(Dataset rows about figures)
----
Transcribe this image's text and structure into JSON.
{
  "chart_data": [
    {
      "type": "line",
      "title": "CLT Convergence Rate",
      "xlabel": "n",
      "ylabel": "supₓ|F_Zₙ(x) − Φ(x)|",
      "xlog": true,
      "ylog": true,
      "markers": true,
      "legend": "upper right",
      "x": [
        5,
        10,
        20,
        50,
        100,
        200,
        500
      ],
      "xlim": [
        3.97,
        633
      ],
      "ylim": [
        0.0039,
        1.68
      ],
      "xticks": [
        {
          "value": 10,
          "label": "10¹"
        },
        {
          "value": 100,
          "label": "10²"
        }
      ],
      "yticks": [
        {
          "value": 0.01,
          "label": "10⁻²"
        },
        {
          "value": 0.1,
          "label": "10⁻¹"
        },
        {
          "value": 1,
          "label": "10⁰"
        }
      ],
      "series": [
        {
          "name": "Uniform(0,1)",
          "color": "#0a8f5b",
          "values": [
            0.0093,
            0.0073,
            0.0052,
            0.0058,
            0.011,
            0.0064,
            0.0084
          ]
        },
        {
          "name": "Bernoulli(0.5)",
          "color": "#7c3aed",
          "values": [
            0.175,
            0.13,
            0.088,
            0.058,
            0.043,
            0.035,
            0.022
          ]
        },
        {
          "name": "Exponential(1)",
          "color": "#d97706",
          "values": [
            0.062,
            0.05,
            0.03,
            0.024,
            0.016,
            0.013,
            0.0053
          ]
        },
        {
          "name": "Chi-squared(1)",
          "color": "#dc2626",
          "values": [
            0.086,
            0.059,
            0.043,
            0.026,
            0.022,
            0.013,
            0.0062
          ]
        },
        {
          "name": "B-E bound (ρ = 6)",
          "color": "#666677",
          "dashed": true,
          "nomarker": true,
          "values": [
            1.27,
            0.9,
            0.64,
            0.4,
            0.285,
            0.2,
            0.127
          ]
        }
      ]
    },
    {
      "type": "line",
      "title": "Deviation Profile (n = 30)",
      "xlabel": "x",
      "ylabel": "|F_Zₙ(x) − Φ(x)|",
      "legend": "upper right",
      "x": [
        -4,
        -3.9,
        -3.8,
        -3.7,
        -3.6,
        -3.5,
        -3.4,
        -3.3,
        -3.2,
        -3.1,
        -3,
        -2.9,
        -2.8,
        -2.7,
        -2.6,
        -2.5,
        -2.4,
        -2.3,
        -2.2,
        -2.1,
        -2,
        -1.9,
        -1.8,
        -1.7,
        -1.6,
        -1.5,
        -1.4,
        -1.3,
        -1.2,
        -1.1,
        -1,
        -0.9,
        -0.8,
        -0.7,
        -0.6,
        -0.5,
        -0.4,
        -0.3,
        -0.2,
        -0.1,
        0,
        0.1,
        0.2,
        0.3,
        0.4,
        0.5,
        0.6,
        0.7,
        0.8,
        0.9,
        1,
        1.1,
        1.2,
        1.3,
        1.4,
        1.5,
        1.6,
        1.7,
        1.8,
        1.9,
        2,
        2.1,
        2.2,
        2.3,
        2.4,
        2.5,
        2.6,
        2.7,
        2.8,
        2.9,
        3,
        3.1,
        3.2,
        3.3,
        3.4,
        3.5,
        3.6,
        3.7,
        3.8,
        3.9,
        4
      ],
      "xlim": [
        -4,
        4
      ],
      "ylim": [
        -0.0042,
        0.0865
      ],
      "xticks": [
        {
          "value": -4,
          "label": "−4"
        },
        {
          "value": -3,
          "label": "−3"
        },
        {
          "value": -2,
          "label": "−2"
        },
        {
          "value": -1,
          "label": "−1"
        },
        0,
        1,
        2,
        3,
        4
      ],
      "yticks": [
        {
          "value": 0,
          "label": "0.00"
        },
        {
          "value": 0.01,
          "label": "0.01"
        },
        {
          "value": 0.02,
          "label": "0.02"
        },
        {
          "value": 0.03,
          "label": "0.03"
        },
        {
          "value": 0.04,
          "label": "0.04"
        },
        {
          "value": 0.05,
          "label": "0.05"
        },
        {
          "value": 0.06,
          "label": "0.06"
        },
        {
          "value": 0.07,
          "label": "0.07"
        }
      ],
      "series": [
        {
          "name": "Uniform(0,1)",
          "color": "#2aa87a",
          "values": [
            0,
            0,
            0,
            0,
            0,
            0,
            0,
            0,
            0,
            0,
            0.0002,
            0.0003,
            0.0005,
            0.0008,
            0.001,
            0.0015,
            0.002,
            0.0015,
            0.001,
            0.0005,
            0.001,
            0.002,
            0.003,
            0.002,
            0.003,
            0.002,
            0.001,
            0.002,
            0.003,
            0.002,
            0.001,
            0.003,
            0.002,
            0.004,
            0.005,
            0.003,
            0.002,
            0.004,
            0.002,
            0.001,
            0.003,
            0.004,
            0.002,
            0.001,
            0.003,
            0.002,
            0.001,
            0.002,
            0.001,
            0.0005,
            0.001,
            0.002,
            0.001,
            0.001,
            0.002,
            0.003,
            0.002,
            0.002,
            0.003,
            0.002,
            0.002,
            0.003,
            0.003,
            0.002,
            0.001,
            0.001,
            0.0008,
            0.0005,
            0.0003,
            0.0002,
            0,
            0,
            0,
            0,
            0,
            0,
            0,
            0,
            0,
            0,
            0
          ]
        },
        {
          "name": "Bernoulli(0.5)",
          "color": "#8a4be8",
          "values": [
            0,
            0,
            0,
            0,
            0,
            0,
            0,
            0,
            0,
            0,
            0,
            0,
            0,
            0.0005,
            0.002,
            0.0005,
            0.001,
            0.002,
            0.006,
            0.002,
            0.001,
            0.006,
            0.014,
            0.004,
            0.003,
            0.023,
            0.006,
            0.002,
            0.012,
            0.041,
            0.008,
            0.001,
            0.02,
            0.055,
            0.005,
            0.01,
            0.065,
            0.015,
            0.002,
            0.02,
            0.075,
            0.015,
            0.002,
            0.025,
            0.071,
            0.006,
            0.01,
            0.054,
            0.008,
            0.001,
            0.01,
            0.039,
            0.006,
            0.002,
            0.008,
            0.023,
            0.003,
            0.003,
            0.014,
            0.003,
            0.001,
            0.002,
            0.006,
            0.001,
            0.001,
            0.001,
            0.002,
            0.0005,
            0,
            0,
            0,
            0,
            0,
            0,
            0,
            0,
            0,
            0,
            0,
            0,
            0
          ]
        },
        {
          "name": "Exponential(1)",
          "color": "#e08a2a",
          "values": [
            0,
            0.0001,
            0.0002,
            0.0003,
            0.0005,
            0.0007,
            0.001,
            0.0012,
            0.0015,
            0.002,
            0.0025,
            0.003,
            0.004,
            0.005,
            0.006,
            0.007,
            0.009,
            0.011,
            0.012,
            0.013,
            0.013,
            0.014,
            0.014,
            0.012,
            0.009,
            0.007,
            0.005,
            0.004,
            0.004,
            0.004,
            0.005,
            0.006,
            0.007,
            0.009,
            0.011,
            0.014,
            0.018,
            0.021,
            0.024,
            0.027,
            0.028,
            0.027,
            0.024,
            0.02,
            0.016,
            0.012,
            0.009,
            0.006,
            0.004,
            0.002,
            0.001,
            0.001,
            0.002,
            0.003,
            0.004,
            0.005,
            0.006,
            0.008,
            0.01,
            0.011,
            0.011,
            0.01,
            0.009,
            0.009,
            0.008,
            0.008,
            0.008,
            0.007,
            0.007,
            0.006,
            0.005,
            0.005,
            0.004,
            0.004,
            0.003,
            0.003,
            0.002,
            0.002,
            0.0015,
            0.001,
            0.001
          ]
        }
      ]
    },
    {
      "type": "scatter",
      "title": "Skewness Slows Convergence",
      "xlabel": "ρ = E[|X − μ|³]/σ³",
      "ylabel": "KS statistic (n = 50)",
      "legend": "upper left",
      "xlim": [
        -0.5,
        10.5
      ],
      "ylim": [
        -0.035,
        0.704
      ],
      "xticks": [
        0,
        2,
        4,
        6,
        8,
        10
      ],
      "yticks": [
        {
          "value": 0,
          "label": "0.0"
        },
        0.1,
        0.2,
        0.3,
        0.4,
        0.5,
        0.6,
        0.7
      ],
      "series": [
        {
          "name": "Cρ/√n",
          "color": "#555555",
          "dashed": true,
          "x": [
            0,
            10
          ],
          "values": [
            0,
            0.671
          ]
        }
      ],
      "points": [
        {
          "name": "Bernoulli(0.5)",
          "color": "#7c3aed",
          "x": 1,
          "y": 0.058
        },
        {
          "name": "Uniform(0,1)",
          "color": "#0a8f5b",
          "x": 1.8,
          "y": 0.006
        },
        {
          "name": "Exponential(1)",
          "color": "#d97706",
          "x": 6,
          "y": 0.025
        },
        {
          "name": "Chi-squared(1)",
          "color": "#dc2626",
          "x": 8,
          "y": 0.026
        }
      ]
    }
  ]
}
----
## What you are asked to do
Pull every line containing the word "title" out of the entries above.

## Expected answer
      "title": "CLT Convergence Rate",
      "title": "Deviation Profile (n = 30)",
      "title": "Skewness Slows Convergence",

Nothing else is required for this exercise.